- _Work to do_:
Find the lines of data that contain the string "Monthly", then list them.

Source records:
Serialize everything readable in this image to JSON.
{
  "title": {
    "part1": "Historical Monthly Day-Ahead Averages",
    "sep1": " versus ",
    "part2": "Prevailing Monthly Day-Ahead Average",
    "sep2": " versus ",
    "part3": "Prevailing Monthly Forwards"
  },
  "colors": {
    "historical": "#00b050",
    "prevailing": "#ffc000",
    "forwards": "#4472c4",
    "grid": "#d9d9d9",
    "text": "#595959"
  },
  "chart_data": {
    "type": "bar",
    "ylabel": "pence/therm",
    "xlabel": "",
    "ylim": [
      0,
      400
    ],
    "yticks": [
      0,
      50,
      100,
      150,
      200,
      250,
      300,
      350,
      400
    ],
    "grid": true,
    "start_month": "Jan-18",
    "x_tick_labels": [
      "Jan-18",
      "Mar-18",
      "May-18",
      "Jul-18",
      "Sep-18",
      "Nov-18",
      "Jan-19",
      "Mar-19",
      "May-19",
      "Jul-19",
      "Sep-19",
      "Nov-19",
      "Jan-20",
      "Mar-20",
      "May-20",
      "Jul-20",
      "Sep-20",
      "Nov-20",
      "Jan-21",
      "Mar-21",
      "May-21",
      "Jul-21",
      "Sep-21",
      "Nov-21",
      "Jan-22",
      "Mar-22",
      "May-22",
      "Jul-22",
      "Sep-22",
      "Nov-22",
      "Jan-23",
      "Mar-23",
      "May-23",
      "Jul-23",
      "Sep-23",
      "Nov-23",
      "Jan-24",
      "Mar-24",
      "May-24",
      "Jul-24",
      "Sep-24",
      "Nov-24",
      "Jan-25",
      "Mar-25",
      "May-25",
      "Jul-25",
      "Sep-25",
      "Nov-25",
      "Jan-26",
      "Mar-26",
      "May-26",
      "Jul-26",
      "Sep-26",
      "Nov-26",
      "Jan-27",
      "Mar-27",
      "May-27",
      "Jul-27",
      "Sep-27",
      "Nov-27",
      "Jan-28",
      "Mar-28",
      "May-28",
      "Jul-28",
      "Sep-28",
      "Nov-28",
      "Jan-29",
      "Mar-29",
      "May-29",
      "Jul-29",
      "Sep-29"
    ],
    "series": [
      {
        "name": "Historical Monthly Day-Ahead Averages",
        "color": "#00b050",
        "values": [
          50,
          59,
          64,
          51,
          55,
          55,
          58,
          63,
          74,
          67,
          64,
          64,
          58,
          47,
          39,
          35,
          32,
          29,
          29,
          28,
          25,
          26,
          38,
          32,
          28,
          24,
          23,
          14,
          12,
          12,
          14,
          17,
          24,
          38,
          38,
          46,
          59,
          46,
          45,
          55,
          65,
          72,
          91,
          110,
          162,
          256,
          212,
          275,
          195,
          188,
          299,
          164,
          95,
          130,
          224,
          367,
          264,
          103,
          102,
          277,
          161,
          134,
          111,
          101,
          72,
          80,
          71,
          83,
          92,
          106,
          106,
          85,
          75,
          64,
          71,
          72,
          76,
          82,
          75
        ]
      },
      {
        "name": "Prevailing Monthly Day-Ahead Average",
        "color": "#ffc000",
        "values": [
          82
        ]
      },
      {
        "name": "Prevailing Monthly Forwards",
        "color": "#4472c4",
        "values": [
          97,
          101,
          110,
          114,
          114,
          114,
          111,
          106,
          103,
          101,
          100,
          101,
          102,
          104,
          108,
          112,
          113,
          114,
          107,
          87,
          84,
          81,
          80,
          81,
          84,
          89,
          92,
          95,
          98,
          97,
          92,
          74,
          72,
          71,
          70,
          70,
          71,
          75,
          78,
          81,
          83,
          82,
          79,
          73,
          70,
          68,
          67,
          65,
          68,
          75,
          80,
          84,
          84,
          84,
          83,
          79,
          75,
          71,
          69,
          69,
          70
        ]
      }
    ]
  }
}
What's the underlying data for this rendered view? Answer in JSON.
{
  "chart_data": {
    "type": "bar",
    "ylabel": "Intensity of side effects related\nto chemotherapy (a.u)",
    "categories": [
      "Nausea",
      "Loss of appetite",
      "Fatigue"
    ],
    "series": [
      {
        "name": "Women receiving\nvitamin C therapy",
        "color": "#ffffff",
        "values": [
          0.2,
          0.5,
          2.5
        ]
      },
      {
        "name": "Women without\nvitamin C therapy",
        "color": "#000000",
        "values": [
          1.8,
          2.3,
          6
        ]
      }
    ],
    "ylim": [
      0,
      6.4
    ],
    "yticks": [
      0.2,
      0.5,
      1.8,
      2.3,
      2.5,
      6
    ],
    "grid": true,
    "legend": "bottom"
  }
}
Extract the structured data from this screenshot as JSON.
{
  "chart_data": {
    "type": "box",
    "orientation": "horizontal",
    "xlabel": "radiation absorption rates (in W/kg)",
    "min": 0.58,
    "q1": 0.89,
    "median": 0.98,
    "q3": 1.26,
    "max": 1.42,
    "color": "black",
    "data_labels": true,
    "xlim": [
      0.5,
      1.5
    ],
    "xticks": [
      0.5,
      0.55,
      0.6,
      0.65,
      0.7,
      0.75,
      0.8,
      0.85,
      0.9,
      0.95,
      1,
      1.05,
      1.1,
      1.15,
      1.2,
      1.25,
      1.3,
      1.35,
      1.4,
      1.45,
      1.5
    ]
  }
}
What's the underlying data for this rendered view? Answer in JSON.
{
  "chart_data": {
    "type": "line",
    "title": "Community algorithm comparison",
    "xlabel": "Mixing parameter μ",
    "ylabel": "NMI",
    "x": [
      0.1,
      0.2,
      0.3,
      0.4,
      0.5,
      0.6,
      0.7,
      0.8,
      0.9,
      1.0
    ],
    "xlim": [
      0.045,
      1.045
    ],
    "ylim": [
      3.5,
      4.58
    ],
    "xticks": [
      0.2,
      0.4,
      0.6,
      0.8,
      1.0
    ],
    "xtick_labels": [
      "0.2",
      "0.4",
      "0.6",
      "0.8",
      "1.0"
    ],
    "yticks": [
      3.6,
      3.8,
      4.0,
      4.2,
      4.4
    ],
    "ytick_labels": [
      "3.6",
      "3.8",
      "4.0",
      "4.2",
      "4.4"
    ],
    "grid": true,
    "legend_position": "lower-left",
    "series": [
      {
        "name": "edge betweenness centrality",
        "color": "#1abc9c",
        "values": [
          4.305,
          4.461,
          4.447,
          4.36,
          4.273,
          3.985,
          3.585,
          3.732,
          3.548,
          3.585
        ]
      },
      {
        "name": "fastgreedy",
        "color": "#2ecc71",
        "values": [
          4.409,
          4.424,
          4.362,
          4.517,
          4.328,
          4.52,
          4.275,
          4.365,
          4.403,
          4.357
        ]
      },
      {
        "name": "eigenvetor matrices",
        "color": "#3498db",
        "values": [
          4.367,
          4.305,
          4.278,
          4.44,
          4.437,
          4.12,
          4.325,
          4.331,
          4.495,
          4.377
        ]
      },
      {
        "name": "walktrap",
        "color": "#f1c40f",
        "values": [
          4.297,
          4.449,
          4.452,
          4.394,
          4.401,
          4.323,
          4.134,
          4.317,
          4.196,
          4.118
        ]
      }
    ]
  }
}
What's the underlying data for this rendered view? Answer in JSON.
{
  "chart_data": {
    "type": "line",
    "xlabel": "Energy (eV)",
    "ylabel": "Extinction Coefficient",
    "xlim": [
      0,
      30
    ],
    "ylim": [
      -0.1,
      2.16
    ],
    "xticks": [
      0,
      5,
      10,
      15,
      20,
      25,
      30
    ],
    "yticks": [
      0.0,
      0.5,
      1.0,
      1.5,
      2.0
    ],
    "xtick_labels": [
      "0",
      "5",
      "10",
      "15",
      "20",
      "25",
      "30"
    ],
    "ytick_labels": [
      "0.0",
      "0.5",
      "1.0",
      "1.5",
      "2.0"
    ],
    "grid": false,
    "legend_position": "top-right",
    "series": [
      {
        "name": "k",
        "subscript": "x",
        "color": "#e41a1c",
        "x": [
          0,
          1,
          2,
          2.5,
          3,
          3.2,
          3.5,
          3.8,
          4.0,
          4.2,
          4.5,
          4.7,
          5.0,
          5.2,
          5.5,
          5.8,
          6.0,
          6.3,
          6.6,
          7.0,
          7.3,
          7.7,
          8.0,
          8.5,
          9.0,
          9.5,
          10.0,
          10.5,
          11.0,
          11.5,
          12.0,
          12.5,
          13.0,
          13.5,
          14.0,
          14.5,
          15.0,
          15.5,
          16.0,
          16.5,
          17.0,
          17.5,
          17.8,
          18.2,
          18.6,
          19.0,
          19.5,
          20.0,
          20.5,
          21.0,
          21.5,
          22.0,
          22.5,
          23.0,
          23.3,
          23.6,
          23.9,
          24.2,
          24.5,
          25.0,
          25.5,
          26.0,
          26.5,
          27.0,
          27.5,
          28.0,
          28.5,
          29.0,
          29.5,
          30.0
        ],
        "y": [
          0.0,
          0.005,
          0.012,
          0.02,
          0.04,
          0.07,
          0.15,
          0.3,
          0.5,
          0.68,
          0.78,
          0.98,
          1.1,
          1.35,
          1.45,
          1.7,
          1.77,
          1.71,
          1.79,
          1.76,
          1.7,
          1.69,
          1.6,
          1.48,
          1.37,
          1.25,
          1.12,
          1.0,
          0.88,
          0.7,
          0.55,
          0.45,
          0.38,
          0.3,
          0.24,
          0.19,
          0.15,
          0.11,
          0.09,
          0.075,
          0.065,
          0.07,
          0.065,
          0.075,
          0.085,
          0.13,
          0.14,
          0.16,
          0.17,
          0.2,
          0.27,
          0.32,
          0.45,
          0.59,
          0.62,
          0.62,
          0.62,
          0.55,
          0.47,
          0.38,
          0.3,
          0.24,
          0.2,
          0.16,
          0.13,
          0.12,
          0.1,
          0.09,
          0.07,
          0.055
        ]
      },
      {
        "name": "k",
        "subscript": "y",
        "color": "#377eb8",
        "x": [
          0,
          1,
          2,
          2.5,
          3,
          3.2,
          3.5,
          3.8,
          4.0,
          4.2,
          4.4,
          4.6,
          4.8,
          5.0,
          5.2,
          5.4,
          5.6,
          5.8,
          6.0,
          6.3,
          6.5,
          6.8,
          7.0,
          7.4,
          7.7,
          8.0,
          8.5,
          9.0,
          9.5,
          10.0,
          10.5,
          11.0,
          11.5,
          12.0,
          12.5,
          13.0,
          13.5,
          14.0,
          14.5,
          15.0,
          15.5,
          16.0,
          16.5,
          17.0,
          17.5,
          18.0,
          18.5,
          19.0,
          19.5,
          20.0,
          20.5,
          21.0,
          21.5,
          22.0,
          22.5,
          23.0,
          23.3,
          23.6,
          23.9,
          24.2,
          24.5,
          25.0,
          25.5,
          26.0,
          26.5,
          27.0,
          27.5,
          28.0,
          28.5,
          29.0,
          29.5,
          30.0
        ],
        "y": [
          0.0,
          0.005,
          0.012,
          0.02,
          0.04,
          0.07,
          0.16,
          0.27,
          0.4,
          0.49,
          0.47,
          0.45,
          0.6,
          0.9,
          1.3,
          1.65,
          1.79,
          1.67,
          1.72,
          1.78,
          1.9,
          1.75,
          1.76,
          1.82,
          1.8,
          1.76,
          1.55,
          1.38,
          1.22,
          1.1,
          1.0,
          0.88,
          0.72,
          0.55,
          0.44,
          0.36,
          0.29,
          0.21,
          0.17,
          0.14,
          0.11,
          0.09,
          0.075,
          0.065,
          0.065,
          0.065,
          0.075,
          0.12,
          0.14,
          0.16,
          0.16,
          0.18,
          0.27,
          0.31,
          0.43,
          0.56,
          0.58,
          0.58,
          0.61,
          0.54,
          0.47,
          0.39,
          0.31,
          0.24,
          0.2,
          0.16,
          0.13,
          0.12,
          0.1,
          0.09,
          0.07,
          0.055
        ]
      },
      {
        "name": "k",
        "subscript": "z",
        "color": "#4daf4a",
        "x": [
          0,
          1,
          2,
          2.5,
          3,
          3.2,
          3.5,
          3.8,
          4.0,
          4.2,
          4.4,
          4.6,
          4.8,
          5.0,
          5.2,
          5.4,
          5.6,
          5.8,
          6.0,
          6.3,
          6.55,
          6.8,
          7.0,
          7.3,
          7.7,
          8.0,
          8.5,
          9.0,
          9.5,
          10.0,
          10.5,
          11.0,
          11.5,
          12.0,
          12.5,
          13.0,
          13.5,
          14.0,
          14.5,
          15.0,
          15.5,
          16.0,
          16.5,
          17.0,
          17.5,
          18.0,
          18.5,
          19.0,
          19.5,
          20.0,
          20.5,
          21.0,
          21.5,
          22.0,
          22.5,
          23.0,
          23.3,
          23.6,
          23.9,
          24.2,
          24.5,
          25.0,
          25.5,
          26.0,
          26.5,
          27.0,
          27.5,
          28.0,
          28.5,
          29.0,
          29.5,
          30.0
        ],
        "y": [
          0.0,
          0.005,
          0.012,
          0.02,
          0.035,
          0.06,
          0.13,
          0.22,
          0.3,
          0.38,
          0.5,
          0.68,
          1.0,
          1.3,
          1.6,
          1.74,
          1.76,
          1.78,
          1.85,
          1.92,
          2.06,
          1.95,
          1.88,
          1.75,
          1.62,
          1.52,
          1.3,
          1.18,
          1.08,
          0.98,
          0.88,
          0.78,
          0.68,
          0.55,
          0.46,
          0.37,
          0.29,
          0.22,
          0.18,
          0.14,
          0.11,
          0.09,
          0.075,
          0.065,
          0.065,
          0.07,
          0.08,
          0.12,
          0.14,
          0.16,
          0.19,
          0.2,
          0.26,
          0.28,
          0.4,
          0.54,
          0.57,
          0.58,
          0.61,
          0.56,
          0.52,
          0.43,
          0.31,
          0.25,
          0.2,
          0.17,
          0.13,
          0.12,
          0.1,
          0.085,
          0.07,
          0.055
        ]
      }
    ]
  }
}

- _Solution for this exercise_:
    "part1": "Historical Monthly Day-Ahead Averages",
    "part2": "Prevailing Monthly Day-Ahead Average",
    "part3": "Prevailing Monthly Forwards"
        "name": "Historical Monthly Day-Ahead Averages",
        "name": "Prevailing Monthly Day-Ahead Average",
        "name": "Prevailing Monthly Forwards",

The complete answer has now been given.